## Aim of the exercise:
Count how many lines in the material below hold the word "YouTube"; the reply is that number alone.

## Records shown:
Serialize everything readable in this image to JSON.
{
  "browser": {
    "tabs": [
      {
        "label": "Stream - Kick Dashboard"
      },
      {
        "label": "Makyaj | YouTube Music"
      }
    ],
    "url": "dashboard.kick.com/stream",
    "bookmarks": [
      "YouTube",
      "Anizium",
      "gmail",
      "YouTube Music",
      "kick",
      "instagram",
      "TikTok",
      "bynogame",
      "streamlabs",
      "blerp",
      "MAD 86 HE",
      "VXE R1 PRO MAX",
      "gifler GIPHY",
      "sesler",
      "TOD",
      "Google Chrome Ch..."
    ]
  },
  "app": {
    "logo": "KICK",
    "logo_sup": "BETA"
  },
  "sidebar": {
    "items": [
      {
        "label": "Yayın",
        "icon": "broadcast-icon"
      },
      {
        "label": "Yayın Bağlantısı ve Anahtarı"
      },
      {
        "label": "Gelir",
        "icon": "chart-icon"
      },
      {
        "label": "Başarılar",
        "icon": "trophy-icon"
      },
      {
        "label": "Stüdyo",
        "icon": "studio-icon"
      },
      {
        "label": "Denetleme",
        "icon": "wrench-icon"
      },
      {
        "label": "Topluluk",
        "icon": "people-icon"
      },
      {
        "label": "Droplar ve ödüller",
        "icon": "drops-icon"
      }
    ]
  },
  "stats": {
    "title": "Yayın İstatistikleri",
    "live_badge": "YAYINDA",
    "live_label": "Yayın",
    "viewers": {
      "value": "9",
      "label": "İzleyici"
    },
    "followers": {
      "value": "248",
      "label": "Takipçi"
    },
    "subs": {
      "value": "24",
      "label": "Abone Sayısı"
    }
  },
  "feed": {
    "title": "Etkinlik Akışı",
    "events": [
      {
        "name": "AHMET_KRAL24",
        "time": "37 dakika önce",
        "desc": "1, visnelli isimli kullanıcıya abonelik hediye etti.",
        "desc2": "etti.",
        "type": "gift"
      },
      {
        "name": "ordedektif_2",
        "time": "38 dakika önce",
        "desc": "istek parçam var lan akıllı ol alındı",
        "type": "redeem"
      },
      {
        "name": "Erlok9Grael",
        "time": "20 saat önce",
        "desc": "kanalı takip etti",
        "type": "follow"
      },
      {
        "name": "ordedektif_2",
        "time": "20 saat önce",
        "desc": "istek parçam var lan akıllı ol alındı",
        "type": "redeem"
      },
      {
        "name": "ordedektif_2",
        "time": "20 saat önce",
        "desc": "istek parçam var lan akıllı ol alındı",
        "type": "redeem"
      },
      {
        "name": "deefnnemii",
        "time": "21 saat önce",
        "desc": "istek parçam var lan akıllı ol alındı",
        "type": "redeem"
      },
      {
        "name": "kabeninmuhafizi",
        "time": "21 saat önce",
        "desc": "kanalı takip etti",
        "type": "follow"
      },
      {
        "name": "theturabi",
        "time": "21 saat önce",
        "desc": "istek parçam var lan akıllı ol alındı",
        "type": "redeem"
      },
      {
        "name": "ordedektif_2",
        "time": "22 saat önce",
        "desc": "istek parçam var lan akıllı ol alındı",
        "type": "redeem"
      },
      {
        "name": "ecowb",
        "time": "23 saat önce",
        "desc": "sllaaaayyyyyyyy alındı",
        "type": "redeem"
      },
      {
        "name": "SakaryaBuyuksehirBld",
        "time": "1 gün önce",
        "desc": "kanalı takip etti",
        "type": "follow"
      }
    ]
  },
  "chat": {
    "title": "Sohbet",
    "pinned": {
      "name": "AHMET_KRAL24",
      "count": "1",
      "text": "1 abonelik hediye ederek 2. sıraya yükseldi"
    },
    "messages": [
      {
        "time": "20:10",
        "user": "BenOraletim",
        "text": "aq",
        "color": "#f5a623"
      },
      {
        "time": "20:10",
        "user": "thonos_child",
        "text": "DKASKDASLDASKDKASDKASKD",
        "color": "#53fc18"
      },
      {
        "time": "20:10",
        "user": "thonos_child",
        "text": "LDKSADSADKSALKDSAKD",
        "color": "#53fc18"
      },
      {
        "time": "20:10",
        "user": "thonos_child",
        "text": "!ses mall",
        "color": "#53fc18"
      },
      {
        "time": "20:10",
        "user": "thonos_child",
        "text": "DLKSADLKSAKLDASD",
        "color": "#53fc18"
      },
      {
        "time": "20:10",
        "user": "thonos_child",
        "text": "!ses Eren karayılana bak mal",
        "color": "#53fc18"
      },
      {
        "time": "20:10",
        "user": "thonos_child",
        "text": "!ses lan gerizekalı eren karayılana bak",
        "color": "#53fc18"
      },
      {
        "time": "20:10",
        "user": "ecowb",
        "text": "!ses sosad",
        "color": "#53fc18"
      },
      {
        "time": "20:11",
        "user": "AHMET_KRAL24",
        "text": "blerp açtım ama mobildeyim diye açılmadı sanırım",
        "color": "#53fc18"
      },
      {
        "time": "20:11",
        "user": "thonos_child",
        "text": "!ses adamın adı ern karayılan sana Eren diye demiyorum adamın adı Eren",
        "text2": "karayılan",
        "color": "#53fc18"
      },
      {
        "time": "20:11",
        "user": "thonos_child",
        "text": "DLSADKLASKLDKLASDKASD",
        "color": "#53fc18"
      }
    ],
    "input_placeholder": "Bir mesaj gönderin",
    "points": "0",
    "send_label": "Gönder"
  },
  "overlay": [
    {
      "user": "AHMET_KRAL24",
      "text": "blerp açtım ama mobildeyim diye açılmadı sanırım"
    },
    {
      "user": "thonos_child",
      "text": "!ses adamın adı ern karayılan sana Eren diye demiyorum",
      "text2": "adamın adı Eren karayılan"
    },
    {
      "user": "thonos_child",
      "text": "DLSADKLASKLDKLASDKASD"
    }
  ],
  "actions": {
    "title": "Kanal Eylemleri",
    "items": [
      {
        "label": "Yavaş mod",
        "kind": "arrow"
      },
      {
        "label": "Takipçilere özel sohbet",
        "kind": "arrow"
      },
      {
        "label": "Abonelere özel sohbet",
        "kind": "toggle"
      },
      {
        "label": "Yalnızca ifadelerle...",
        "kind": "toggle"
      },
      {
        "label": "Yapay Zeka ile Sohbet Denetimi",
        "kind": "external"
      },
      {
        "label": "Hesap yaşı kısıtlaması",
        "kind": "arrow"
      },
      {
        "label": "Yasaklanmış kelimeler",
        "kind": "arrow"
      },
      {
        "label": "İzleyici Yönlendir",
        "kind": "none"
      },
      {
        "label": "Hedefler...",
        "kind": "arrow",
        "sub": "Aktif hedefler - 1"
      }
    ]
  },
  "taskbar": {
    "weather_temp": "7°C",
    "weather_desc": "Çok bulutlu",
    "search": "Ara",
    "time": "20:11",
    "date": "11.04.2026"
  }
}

## Exercise solution:
3